— begin —
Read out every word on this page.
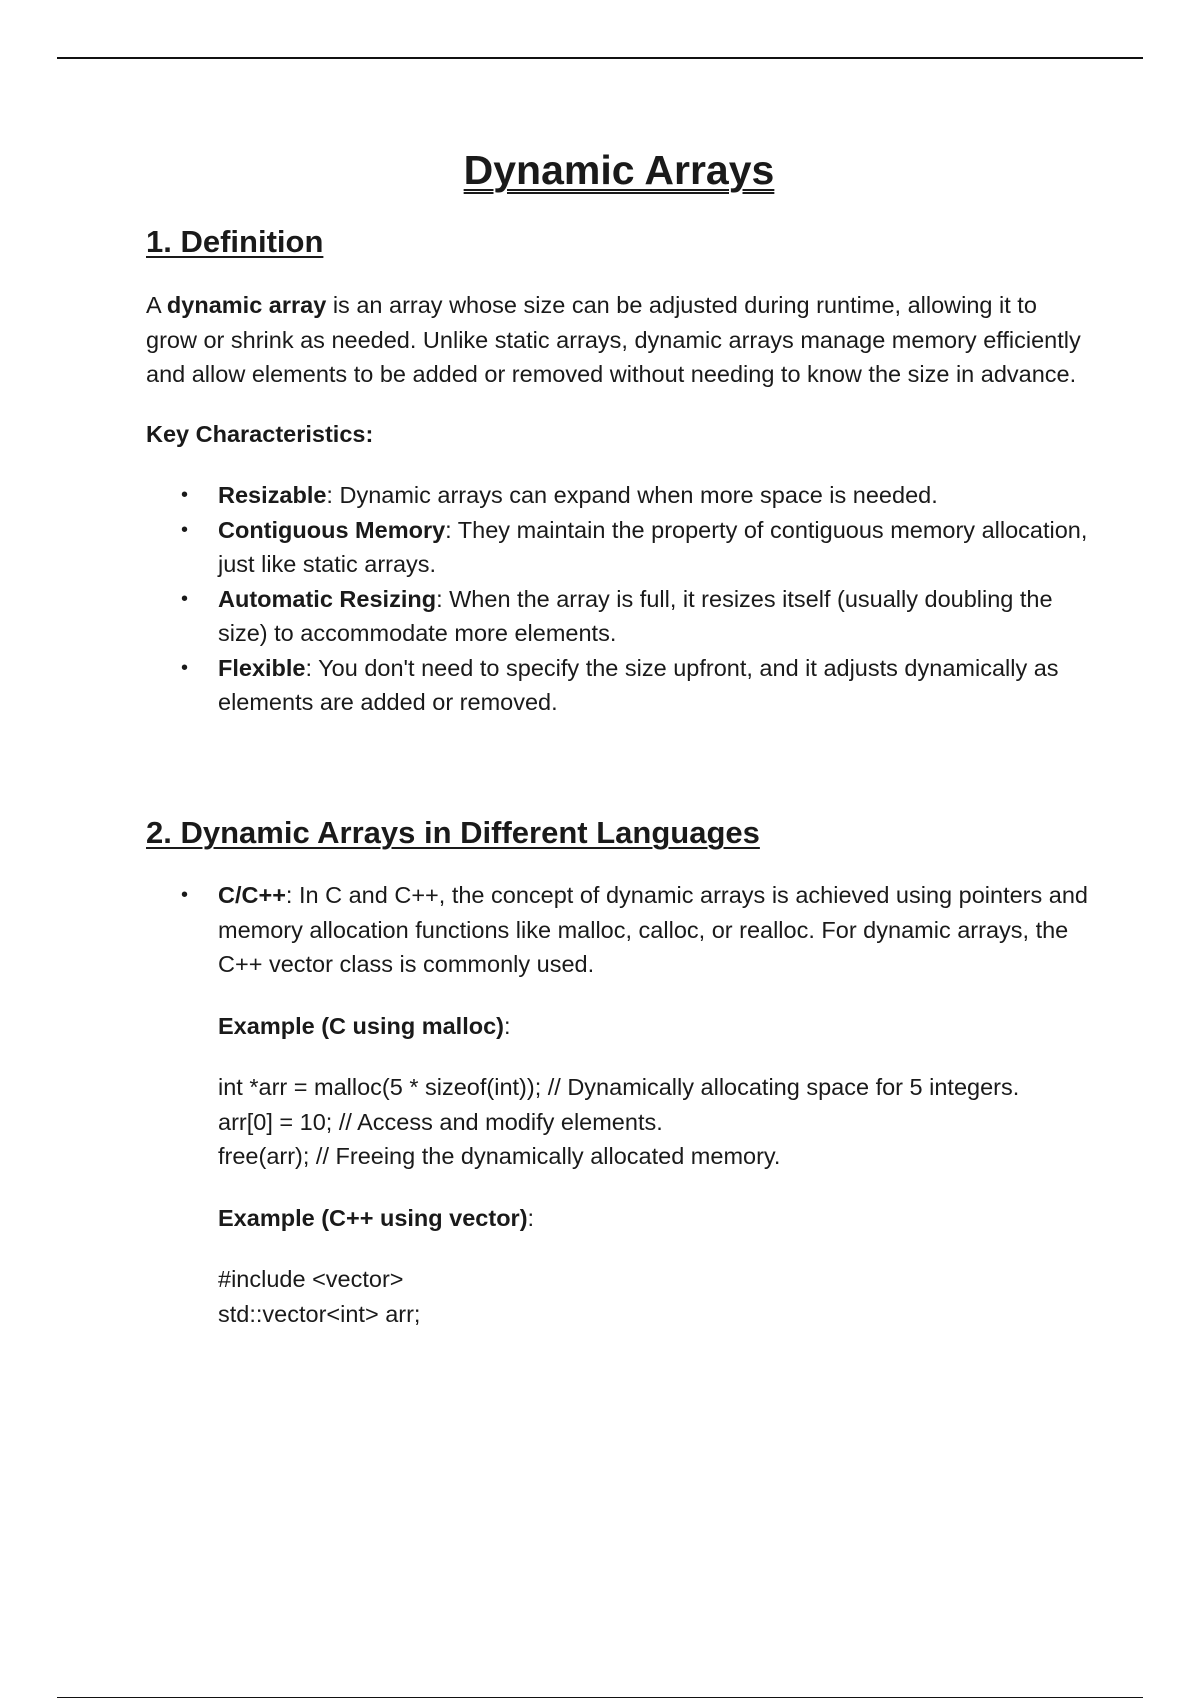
Dynamic Arrays
1. Definition

A dynamic array is an array whose size can be adjusted during runtime, allowing it to grow or shrink as needed. Unlike static arrays, dynamic arrays manage memory efficiently and allow elements to be added or removed without needing to know the size in advance.

Key Characteristics:

• Resizable: Dynamic arrays can expand when more space is needed.
• Contiguous Memory: They maintain the property of contiguous memory allocation, just like static arrays.
• Automatic Resizing: When the array is full, it resizes itself (usually doubling the size) to accommodate more elements.
• Flexible: You don't need to specify the size upfront, and it adjusts dynamically as elements are added or removed.
2. Dynamic Arrays in Different Languages
• C/C++: In C and C++, the concept of dynamic arrays is achieved using pointers and memory allocation functions like malloc, calloc, or realloc. For dynamic arrays, the C++ vector class is commonly used.

Example (C using malloc):

int *arr = malloc(5 * sizeof(int)); // Dynamically allocating space for 5 integers.
arr[0] = 10; // Access and modify elements.
free(arr); // Freeing the dynamically allocated memory.

Example (C++ using vector):

#include <vector>
std::vector<int> arr;
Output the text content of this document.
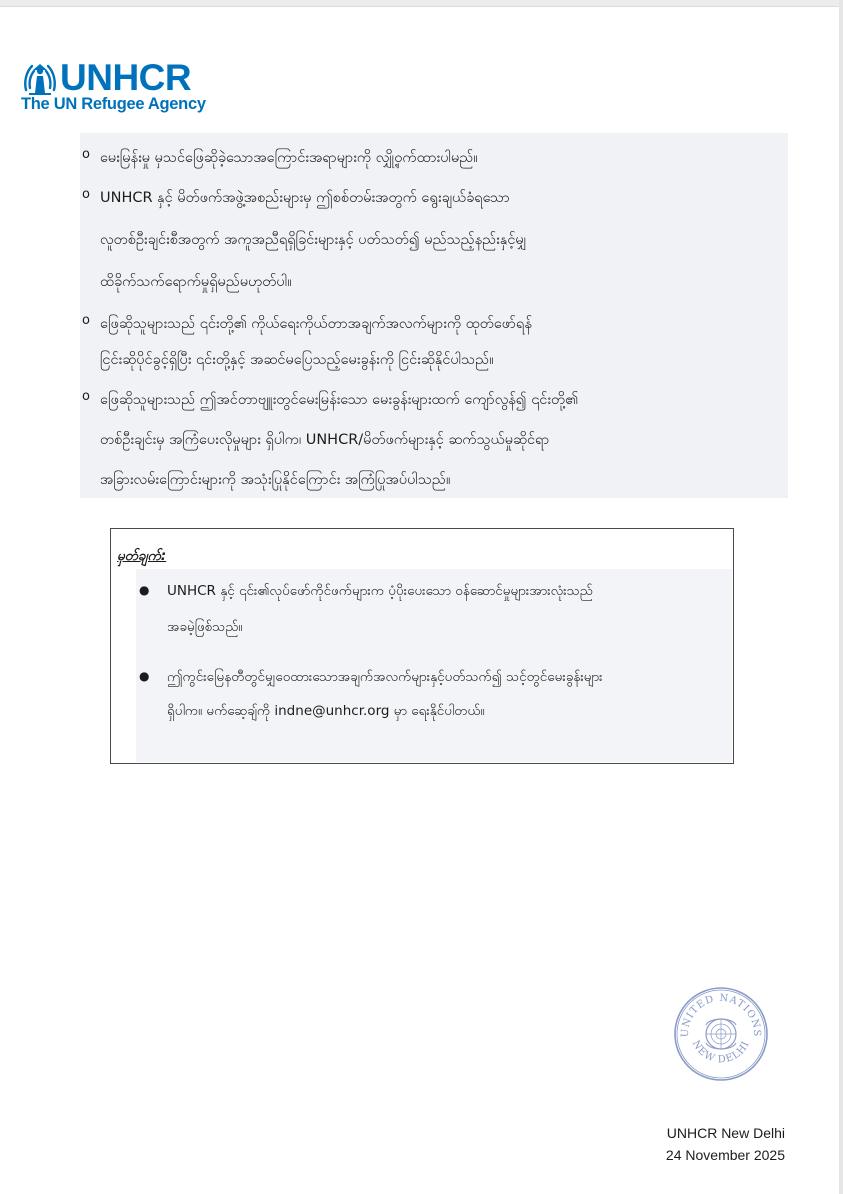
UNHCR
The UN Refugee Agency
o မေးမြန်းမှု မှသင်ဖြေဆိုခဲ့သောအကြောင်းအရာများကို လျှို့ဝှက်ထားပါမည်။
o UNHCR နှင့် မိတ်ဖက်အဖွဲ့အစည်းများမှ ဤစစ်တမ်းအတွက် ရွေးချယ်ခံရသော
လူတစ်ဦးချင်းစီအတွက် အကူအညီရရှိခြင်းများနှင့် ပတ်သတ်၍ မည်သည့်နည်းနှင့်မျှ
ထိခိုက်သက်ရောက်မှုရှိမည်မဟုတ်ပါ။
o ဖြေဆိုသူများသည် ၎င်းတို့၏ ကိုယ်ရေးကိုယ်တာအချက်အလက်များကို ထုတ်ဖော်ရန်
ငြင်းဆိုပိုင်ခွင့်ရှိပြီး ၎င်းတို့နှင့် အဆင်မပြေသည့်မေးခွန်းကို ငြင်းဆိုနိုင်ပါသည်။
o ဖြေဆိုသူများသည် ဤအင်တာဗျူးတွင်မေးမြန်းသော မေးခွန်းများထက် ကျော်လွန်၍ ၎င်းတို့၏
တစ်ဦးချင်းမှ အကြံပေးလိုမှုများ ရှိပါက၊ UNHCR/မိတ်ဖက်များနှင့် ဆက်သွယ်မှုဆိုင်ရာ
အခြားလမ်းကြောင်းများကို အသုံးပြုနိုင်ကြောင်း အကြံပြုအပ်ပါသည်။
မှတ်ချက်:
● UNHCR နှင့် ၎င်း၏လုပ်ဖော်ကိုင်ဖက်များက ပံ့ပိုးပေးသော ဝန်ဆောင်မှုများအားလုံးသည်
အခမဲ့ဖြစ်သည်။
● ဤကွင်းမြေနတီတွင်မျှဝေထားသောအချက်အလက်များနှင့်ပတ်သက်၍ သင့်တွင်မေးခွန်းများ
ရှိပါက။ မက်ဆေ့ချ်ကို indne@unhcr.org မှာ ရေးနိုင်ပါတယ်။
UNITED NATIONS
NEW DELHI
UNHCR New Delhi
24 November 2025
— end —
Directions for this task –
Copy the whole of the material above exactly, but not its images.

Written response –
Read out every word on this page.
Dynamic Arrays
1. Definition

A dynamic array is an array whose size can be adjusted during runtime, allowing it to grow or shrink as needed. Unlike static arrays, dynamic arrays manage memory efficiently and allow elements to be added or removed without needing to know the size in advance.

Key Characteristics:

• Resizable: Dynamic arrays can expand when more space is needed.
• Contiguous Memory: They maintain the property of contiguous memory allocation, just like static arrays.
• Automatic Resizing: When the array is full, it resizes itself (usually doubling the size) to accommodate more elements.
• Flexible: You don't need to specify the size upfront, and it adjusts dynamically as elements are added or removed.
2. Dynamic Arrays in Different Languages
• C/C++: In C and C++, the concept of dynamic arrays is achieved using pointers and memory allocation functions like malloc, calloc, or realloc. For dynamic arrays, the C++ vector class is commonly used.

Example (C using malloc):

int *arr = malloc(5 * sizeof(int)); // Dynamically allocating space for 5 integers.
arr[0] = 10; // Access and modify elements.
free(arr); // Freeing the dynamically allocated memory.

Example (C++ using vector):

#include <vector>
std::vector<int> arr;
Output the text content of this document.
UNHCR
The UN Refugee Agency
o မေးမြန်းမှု မှသင်ဖြေဆိုခဲ့သောအကြောင်းအရာများကို လျှို့ဝှက်ထားပါမည်။
o UNHCR နှင့် မိတ်ဖက်အဖွဲ့အစည်းများမှ ဤစစ်တမ်းအတွက် ရွေးချယ်ခံရသော
လူတစ်ဦးချင်းစီအတွက် အကူအညီရရှိခြင်းများနှင့် ပတ်သတ်၍ မည်သည့်နည်းနှင့်မျှ
ထိခိုက်သက်ရောက်မှုရှိမည်မဟုတ်ပါ။
o ဖြေဆိုသူများသည် ၎င်းတို့၏ ကိုယ်ရေးကိုယ်တာအချက်အလက်များကို ထုတ်ဖော်ရန်
ငြင်းဆိုပိုင်ခွင့်ရှိပြီး ၎င်းတို့နှင့် အဆင်မပြေသည့်မေးခွန်းကို ငြင်းဆိုနိုင်ပါသည်။
o ဖြေဆိုသူများသည် ဤအင်တာဗျူးတွင်မေးမြန်းသော မေးခွန်းများထက် ကျော်လွန်၍ ၎င်းတို့၏
တစ်ဦးချင်းမှ အကြံပေးလိုမှုများ ရှိပါက၊ UNHCR/မိတ်ဖက်များနှင့် ဆက်သွယ်မှုဆိုင်ရာ
အခြားလမ်းကြောင်းများကို အသုံးပြုနိုင်ကြောင်း အကြံပြုအပ်ပါသည်။
မှတ်ချက်:
● UNHCR နှင့် ၎င်း၏လုပ်ဖော်ကိုင်ဖက်များက ပံ့ပိုးပေးသော ဝန်ဆောင်မှုများအားလုံးသည်
အခမဲ့ဖြစ်သည်။
● ဤကွင်းမြေနတီတွင်မျှဝေထားသောအချက်အလက်များနှင့်ပတ်သက်၍ သင့်တွင်မေးခွန်းများ
ရှိပါက။ မက်ဆေ့ချ်ကို indne@unhcr.org မှာ ရေးနိုင်ပါတယ်။
UNITED NATIONS
NEW DELHI
UNHCR New Delhi
24 November 2025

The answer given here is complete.